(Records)
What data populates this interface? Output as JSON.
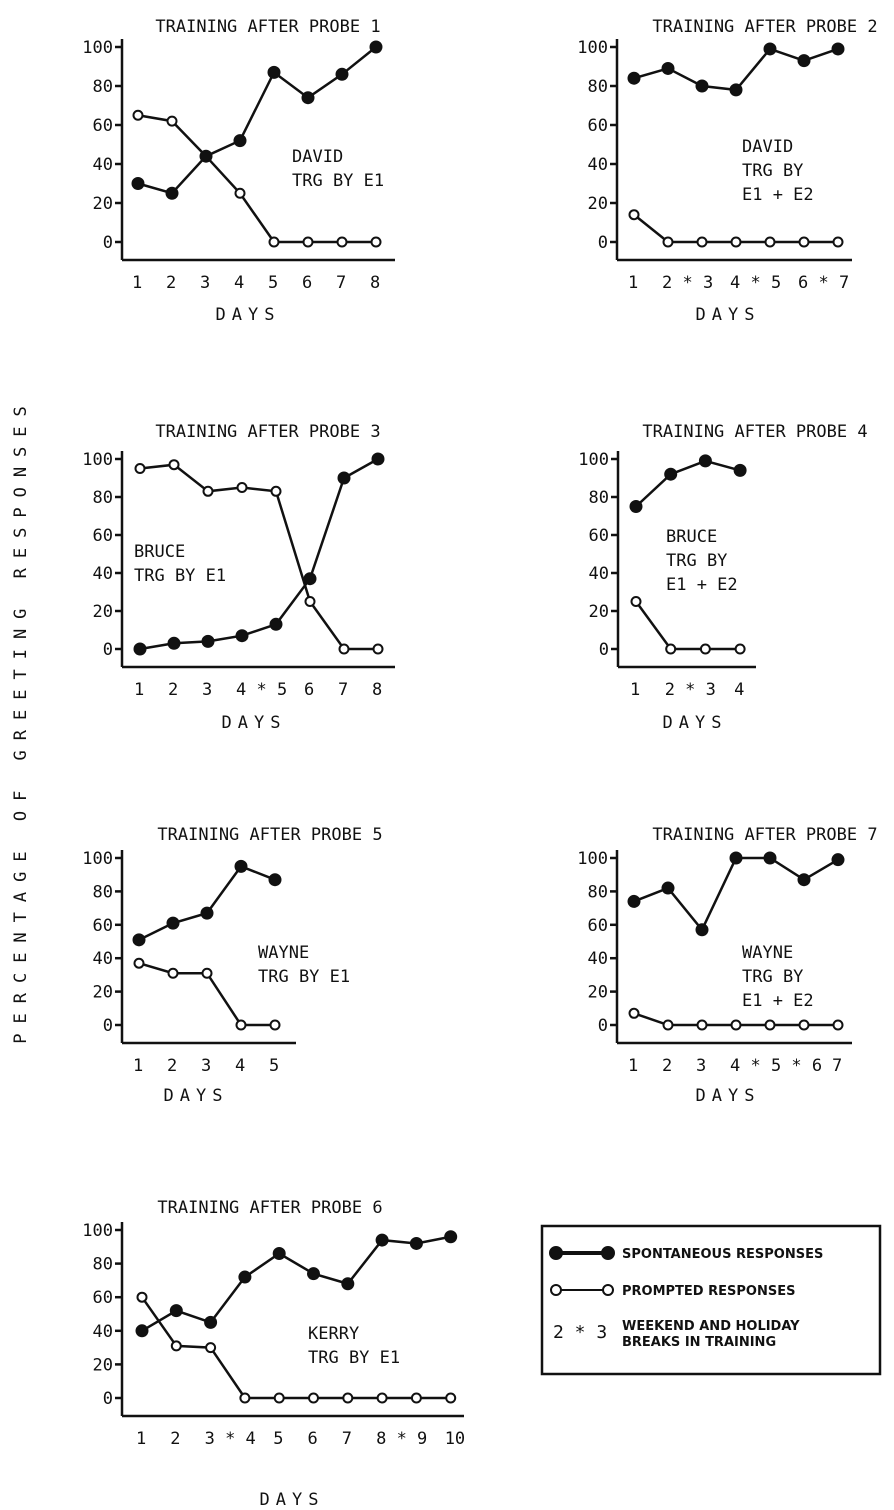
{
  "y_axis_label": "PERCENTAGE OF GREETING RESPONSES",
  "legend": {
    "spontaneous": "SPONTANEOUS RESPONSES",
    "prompted": "PROMPTED RESPONSES",
    "break_marker": "2 * 3",
    "break_line1": "WEEKEND AND HOLIDAY",
    "break_line2": "BREAKS IN TRAINING"
  },
  "chart_data": [
    {
      "type": "line",
      "title": "TRAINING AFTER PROBE 1",
      "xlabel": "DAYS",
      "x": [
        1,
        2,
        3,
        4,
        5,
        6,
        7,
        8
      ],
      "x_tick_labels": [
        "1",
        "2",
        "3",
        "4",
        "5",
        "6",
        "7",
        "8"
      ],
      "ylim": [
        0,
        100
      ],
      "y_ticks": [
        0,
        20,
        40,
        60,
        80,
        100
      ],
      "subject_lines": [
        "DAVID",
        "TRG BY E1"
      ],
      "series": [
        {
          "name": "SPONTANEOUS RESPONSES",
          "values": [
            30,
            25,
            44,
            52,
            87,
            74,
            86,
            100
          ]
        },
        {
          "name": "PROMPTED RESPONSES",
          "values": [
            65,
            62,
            44,
            25,
            0,
            0,
            0,
            0
          ]
        }
      ]
    },
    {
      "type": "line",
      "title": "TRAINING AFTER PROBE 2",
      "xlabel": "DAYS",
      "x": [
        1,
        2,
        3,
        4,
        5,
        6,
        7
      ],
      "x_tick_labels": [
        "1",
        "2*3",
        "4*5",
        "6*7"
      ],
      "ylim": [
        0,
        100
      ],
      "y_ticks": [
        0,
        20,
        40,
        60,
        80,
        100
      ],
      "subject_lines": [
        "DAVID",
        "TRG BY",
        "E1 + E2"
      ],
      "series": [
        {
          "name": "SPONTANEOUS RESPONSES",
          "values": [
            84,
            89,
            80,
            78,
            99,
            93,
            99
          ]
        },
        {
          "name": "PROMPTED RESPONSES",
          "values": [
            14,
            0,
            0,
            0,
            0,
            0,
            0
          ]
        }
      ]
    },
    {
      "type": "line",
      "title": "TRAINING AFTER PROBE 3",
      "xlabel": "DAYS",
      "x": [
        1,
        2,
        3,
        4,
        5,
        6,
        7,
        8
      ],
      "x_tick_labels": [
        "1",
        "2",
        "3",
        "4*5",
        "6",
        "7",
        "8"
      ],
      "ylim": [
        0,
        100
      ],
      "y_ticks": [
        0,
        20,
        40,
        60,
        80,
        100
      ],
      "subject_lines": [
        "BRUCE",
        "TRG BY E1"
      ],
      "series": [
        {
          "name": "SPONTANEOUS RESPONSES",
          "values": [
            0,
            3,
            4,
            7,
            13,
            37,
            90,
            100
          ]
        },
        {
          "name": "PROMPTED RESPONSES",
          "values": [
            95,
            97,
            83,
            85,
            83,
            25,
            0,
            0
          ]
        }
      ]
    },
    {
      "type": "line",
      "title": "TRAINING AFTER PROBE 4",
      "xlabel": "DAYS",
      "x": [
        1,
        2,
        3,
        4
      ],
      "x_tick_labels": [
        "1",
        "2*3",
        "4"
      ],
      "ylim": [
        0,
        100
      ],
      "y_ticks": [
        0,
        20,
        40,
        60,
        80,
        100
      ],
      "subject_lines": [
        "BRUCE",
        "TRG BY",
        "E1 + E2"
      ],
      "series": [
        {
          "name": "SPONTANEOUS RESPONSES",
          "values": [
            75,
            92,
            99,
            94
          ]
        },
        {
          "name": "PROMPTED RESPONSES",
          "values": [
            25,
            0,
            0,
            0
          ]
        }
      ]
    },
    {
      "type": "line",
      "title": "TRAINING AFTER PROBE 5",
      "xlabel": "DAYS",
      "x": [
        1,
        2,
        3,
        4,
        5
      ],
      "x_tick_labels": [
        "1",
        "2",
        "3",
        "4",
        "5"
      ],
      "ylim": [
        0,
        100
      ],
      "y_ticks": [
        0,
        20,
        40,
        60,
        80,
        100
      ],
      "subject_lines": [
        "WAYNE",
        "TRG BY E1"
      ],
      "series": [
        {
          "name": "SPONTANEOUS RESPONSES",
          "values": [
            51,
            61,
            67,
            95,
            87
          ]
        },
        {
          "name": "PROMPTED RESPONSES",
          "values": [
            37,
            31,
            31,
            0,
            0
          ]
        }
      ]
    },
    {
      "type": "line",
      "title": "TRAINING AFTER PROBE 7",
      "xlabel": "DAYS",
      "x": [
        1,
        2,
        3,
        4,
        5,
        6,
        7
      ],
      "x_tick_labels": [
        "1",
        "2",
        "3",
        "4*5*6",
        "7"
      ],
      "ylim": [
        0,
        100
      ],
      "y_ticks": [
        0,
        20,
        40,
        60,
        80,
        100
      ],
      "subject_lines": [
        "WAYNE",
        "TRG BY",
        "E1 + E2"
      ],
      "series": [
        {
          "name": "SPONTANEOUS RESPONSES",
          "values": [
            74,
            82,
            57,
            100,
            100,
            87,
            99
          ]
        },
        {
          "name": "PROMPTED RESPONSES",
          "values": [
            7,
            0,
            0,
            0,
            0,
            0,
            0
          ]
        }
      ]
    },
    {
      "type": "line",
      "title": "TRAINING AFTER PROBE 6",
      "xlabel": "DAYS",
      "x": [
        1,
        2,
        3,
        4,
        5,
        6,
        7,
        8,
        9,
        10
      ],
      "x_tick_labels": [
        "1",
        "2",
        "3*4",
        "5",
        "6",
        "7",
        "8*9",
        "10"
      ],
      "ylim": [
        0,
        100
      ],
      "y_ticks": [
        0,
        20,
        40,
        60,
        80,
        100
      ],
      "subject_lines": [
        "KERRY",
        "TRG BY E1"
      ],
      "series": [
        {
          "name": "SPONTANEOUS RESPONSES",
          "values": [
            40,
            52,
            45,
            72,
            86,
            74,
            68,
            94,
            92,
            96
          ]
        },
        {
          "name": "PROMPTED RESPONSES",
          "values": [
            60,
            31,
            30,
            0,
            0,
            0,
            0,
            0,
            0,
            0
          ]
        }
      ]
    }
  ]
}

(Required work)
Retype each line of the listing above word for word. Exclude the pictures.

(Exercise solution)
What data populates this interface? Output as JSON.
{
  "y_axis_label": "PERCENTAGE OF GREETING RESPONSES",
  "legend": {
    "spontaneous": "SPONTANEOUS RESPONSES",
    "prompted": "PROMPTED RESPONSES",
    "break_marker": "2 * 3",
    "break_line1": "WEEKEND AND HOLIDAY",
    "break_line2": "BREAKS IN TRAINING"
  },
  "chart_data": [
    {
      "type": "line",
      "title": "TRAINING AFTER PROBE 1",
      "xlabel": "DAYS",
      "x": [
        1,
        2,
        3,
        4,
        5,
        6,
        7,
        8
      ],
      "x_tick_labels": [
        "1",
        "2",
        "3",
        "4",
        "5",
        "6",
        "7",
        "8"
      ],
      "ylim": [
        0,
        100
      ],
      "y_ticks": [
        0,
        20,
        40,
        60,
        80,
        100
      ],
      "subject_lines": [
        "DAVID",
        "TRG BY E1"
      ],
      "series": [
        {
          "name": "SPONTANEOUS RESPONSES",
          "values": [
            30,
            25,
            44,
            52,
            87,
            74,
            86,
            100
          ]
        },
        {
          "name": "PROMPTED RESPONSES",
          "values": [
            65,
            62,
            44,
            25,
            0,
            0,
            0,
            0
          ]
        }
      ]
    },
    {
      "type": "line",
      "title": "TRAINING AFTER PROBE 2",
      "xlabel": "DAYS",
      "x": [
        1,
        2,
        3,
        4,
        5,
        6,
        7
      ],
      "x_tick_labels": [
        "1",
        "2*3",
        "4*5",
        "6*7"
      ],
      "ylim": [
        0,
        100
      ],
      "y_ticks": [
        0,
        20,
        40,
        60,
        80,
        100
      ],
      "subject_lines": [
        "DAVID",
        "TRG BY",
        "E1 + E2"
      ],
      "series": [
        {
          "name": "SPONTANEOUS RESPONSES",
          "values": [
            84,
            89,
            80,
            78,
            99,
            93,
            99
          ]
        },
        {
          "name": "PROMPTED RESPONSES",
          "values": [
            14,
            0,
            0,
            0,
            0,
            0,
            0
          ]
        }
      ]
    },
    {
      "type": "line",
      "title": "TRAINING AFTER PROBE 3",
      "xlabel": "DAYS",
      "x": [
        1,
        2,
        3,
        4,
        5,
        6,
        7,
        8
      ],
      "x_tick_labels": [
        "1",
        "2",
        "3",
        "4*5",
        "6",
        "7",
        "8"
      ],
      "ylim": [
        0,
        100
      ],
      "y_ticks": [
        0,
        20,
        40,
        60,
        80,
        100
      ],
      "subject_lines": [
        "BRUCE",
        "TRG BY E1"
      ],
      "series": [
        {
          "name": "SPONTANEOUS RESPONSES",
          "values": [
            0,
            3,
            4,
            7,
            13,
            37,
            90,
            100
          ]
        },
        {
          "name": "PROMPTED RESPONSES",
          "values": [
            95,
            97,
            83,
            85,
            83,
            25,
            0,
            0
          ]
        }
      ]
    },
    {
      "type": "line",
      "title": "TRAINING AFTER PROBE 4",
      "xlabel": "DAYS",
      "x": [
        1,
        2,
        3,
        4
      ],
      "x_tick_labels": [
        "1",
        "2*3",
        "4"
      ],
      "ylim": [
        0,
        100
      ],
      "y_ticks": [
        0,
        20,
        40,
        60,
        80,
        100
      ],
      "subject_lines": [
        "BRUCE",
        "TRG BY",
        "E1 + E2"
      ],
      "series": [
        {
          "name": "SPONTANEOUS RESPONSES",
          "values": [
            75,
            92,
            99,
            94
          ]
        },
        {
          "name": "PROMPTED RESPONSES",
          "values": [
            25,
            0,
            0,
            0
          ]
        }
      ]
    },
    {
      "type": "line",
      "title": "TRAINING AFTER PROBE 5",
      "xlabel": "DAYS",
      "x": [
        1,
        2,
        3,
        4,
        5
      ],
      "x_tick_labels": [
        "1",
        "2",
        "3",
        "4",
        "5"
      ],
      "ylim": [
        0,
        100
      ],
      "y_ticks": [
        0,
        20,
        40,
        60,
        80,
        100
      ],
      "subject_lines": [
        "WAYNE",
        "TRG BY E1"
      ],
      "series": [
        {
          "name": "SPONTANEOUS RESPONSES",
          "values": [
            51,
            61,
            67,
            95,
            87
          ]
        },
        {
          "name": "PROMPTED RESPONSES",
          "values": [
            37,
            31,
            31,
            0,
            0
          ]
        }
      ]
    },
    {
      "type": "line",
      "title": "TRAINING AFTER PROBE 7",
      "xlabel": "DAYS",
      "x": [
        1,
        2,
        3,
        4,
        5,
        6,
        7
      ],
      "x_tick_labels": [
        "1",
        "2",
        "3",
        "4*5*6",
        "7"
      ],
      "ylim": [
        0,
        100
      ],
      "y_ticks": [
        0,
        20,
        40,
        60,
        80,
        100
      ],
      "subject_lines": [
        "WAYNE",
        "TRG BY",
        "E1 + E2"
      ],
      "series": [
        {
          "name": "SPONTANEOUS RESPONSES",
          "values": [
            74,
            82,
            57,
            100,
            100,
            87,
            99
          ]
        },
        {
          "name": "PROMPTED RESPONSES",
          "values": [
            7,
            0,
            0,
            0,
            0,
            0,
            0
          ]
        }
      ]
    },
    {
      "type": "line",
      "title": "TRAINING AFTER PROBE 6",
      "xlabel": "DAYS",
      "x": [
        1,
        2,
        3,
        4,
        5,
        6,
        7,
        8,
        9,
        10
      ],
      "x_tick_labels": [
        "1",
        "2",
        "3*4",
        "5",
        "6",
        "7",
        "8*9",
        "10"
      ],
      "ylim": [
        0,
        100
      ],
      "y_ticks": [
        0,
        20,
        40,
        60,
        80,
        100
      ],
      "subject_lines": [
        "KERRY",
        "TRG BY E1"
      ],
      "series": [
        {
          "name": "SPONTANEOUS RESPONSES",
          "values": [
            40,
            52,
            45,
            72,
            86,
            74,
            68,
            94,
            92,
            96
          ]
        },
        {
          "name": "PROMPTED RESPONSES",
          "values": [
            60,
            31,
            30,
            0,
            0,
            0,
            0,
            0,
            0,
            0
          ]
        }
      ]
    }
  ]
}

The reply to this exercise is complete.